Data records
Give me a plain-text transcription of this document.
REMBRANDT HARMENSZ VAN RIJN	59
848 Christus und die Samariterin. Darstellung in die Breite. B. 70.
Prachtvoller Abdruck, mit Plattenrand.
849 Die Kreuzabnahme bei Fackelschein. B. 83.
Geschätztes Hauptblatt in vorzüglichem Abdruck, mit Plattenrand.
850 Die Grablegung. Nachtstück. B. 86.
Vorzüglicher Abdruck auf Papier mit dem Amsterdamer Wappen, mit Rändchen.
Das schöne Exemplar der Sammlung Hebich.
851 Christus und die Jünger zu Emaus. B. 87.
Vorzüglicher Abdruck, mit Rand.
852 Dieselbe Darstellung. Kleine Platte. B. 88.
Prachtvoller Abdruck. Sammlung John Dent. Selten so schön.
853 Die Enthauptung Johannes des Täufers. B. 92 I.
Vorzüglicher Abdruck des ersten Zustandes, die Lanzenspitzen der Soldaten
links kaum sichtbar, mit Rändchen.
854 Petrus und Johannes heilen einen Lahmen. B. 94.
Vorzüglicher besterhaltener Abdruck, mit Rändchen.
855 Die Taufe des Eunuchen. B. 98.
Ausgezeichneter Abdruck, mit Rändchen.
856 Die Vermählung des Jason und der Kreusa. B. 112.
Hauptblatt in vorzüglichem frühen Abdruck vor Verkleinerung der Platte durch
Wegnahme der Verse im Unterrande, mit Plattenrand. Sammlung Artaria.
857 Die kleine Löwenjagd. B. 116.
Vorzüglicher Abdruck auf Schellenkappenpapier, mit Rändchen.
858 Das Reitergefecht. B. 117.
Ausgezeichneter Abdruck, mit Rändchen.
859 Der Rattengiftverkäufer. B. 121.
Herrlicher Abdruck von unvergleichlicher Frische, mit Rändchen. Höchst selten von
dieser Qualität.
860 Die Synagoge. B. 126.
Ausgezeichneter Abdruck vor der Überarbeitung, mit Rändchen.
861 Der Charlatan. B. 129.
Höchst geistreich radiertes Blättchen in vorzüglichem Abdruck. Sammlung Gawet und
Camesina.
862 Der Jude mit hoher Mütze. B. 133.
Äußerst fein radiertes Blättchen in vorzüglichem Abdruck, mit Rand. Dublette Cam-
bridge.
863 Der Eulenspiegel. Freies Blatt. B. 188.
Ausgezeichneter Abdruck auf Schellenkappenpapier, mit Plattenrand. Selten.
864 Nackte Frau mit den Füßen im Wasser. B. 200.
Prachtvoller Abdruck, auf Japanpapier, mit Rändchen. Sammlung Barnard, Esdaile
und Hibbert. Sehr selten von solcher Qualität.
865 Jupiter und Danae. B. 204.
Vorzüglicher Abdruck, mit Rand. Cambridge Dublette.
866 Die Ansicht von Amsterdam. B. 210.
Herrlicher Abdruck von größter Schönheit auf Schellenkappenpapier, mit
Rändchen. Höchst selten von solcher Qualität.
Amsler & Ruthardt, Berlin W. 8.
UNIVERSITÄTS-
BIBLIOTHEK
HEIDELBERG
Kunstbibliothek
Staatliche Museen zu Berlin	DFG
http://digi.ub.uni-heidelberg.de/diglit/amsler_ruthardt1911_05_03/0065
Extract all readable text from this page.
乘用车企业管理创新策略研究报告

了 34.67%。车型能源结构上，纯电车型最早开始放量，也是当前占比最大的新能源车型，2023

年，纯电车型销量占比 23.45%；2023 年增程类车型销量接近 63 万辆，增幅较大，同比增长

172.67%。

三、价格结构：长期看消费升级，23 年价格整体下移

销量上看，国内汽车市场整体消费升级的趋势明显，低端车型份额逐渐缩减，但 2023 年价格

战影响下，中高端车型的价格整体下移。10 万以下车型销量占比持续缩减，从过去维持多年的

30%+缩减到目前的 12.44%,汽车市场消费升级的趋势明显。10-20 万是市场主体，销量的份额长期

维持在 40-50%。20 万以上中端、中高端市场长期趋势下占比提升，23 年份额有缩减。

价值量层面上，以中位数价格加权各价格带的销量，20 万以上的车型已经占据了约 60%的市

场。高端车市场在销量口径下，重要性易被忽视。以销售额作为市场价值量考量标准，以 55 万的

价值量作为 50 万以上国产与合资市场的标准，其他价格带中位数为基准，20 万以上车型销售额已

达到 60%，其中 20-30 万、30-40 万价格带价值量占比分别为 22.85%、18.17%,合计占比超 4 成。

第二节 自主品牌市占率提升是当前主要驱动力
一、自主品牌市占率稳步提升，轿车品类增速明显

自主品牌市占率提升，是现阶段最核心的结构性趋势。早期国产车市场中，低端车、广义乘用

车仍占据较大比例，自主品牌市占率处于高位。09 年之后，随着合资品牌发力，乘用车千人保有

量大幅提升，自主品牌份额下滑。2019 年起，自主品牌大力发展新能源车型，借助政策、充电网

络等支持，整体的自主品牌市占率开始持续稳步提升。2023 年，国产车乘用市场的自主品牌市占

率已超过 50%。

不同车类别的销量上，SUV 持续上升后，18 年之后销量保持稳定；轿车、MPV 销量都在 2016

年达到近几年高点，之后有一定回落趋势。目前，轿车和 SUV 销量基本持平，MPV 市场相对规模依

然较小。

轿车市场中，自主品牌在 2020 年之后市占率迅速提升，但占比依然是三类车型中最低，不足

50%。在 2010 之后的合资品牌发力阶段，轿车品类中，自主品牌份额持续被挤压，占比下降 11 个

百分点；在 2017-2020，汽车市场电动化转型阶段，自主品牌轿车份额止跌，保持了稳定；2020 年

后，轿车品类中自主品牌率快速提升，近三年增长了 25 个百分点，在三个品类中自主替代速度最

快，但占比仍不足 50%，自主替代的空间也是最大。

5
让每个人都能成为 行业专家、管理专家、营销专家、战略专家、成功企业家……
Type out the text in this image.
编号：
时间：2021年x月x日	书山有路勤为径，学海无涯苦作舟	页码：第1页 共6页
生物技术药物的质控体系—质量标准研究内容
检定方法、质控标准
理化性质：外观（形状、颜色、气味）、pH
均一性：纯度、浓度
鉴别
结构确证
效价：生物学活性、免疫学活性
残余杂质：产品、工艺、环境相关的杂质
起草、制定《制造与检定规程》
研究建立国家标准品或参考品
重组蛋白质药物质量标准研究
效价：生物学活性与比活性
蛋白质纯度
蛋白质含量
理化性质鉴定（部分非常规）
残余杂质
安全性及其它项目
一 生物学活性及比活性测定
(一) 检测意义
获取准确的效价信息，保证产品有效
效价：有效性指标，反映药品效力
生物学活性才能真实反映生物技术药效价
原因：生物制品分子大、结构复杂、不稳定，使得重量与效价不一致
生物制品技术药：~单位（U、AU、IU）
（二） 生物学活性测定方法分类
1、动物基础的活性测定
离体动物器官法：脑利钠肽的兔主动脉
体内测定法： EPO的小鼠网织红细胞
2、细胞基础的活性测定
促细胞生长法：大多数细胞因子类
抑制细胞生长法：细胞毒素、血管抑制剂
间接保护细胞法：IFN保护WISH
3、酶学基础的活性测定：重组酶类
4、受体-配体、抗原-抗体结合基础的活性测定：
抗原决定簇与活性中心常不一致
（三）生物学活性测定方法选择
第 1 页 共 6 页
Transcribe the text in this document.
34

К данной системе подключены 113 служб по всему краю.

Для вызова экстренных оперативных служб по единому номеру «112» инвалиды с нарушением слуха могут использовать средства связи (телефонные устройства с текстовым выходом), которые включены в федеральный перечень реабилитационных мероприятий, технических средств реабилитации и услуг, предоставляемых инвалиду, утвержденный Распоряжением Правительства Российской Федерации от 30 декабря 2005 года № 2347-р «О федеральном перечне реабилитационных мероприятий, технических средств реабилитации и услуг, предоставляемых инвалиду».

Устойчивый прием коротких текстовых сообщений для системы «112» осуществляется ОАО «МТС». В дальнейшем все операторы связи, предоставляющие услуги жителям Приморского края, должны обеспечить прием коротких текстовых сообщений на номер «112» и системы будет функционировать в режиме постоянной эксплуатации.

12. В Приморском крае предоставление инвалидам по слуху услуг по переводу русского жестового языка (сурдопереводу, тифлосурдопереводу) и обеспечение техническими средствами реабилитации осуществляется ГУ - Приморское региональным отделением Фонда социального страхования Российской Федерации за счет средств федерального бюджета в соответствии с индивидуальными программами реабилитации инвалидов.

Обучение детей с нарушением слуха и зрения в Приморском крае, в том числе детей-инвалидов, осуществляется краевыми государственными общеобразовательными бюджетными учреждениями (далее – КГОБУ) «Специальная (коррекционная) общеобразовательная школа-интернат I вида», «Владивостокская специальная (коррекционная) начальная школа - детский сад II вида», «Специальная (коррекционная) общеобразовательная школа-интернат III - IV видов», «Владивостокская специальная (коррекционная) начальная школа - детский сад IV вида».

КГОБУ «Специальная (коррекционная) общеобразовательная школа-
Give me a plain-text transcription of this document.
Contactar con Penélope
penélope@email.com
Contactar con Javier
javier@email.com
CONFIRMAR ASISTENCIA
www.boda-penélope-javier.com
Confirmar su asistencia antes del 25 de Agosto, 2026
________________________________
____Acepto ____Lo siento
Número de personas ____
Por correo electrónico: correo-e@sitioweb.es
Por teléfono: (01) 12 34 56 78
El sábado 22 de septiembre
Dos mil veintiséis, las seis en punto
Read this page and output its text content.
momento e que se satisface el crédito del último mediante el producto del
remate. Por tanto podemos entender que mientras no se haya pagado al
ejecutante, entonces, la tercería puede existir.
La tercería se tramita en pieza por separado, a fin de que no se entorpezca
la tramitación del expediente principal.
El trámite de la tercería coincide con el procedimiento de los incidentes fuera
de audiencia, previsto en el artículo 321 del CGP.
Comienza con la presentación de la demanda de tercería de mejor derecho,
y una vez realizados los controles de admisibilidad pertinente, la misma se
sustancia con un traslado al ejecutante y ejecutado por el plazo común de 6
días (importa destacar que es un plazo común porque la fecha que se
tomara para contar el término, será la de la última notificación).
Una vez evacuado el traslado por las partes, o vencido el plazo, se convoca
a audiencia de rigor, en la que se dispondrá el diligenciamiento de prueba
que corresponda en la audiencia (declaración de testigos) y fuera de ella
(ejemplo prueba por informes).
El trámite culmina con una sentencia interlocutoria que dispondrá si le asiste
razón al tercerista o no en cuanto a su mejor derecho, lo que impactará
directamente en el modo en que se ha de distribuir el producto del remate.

Task to carry out
Your answer should be only a number: how many lines of the data above contain the string "Darstellung"?

Correct answer
2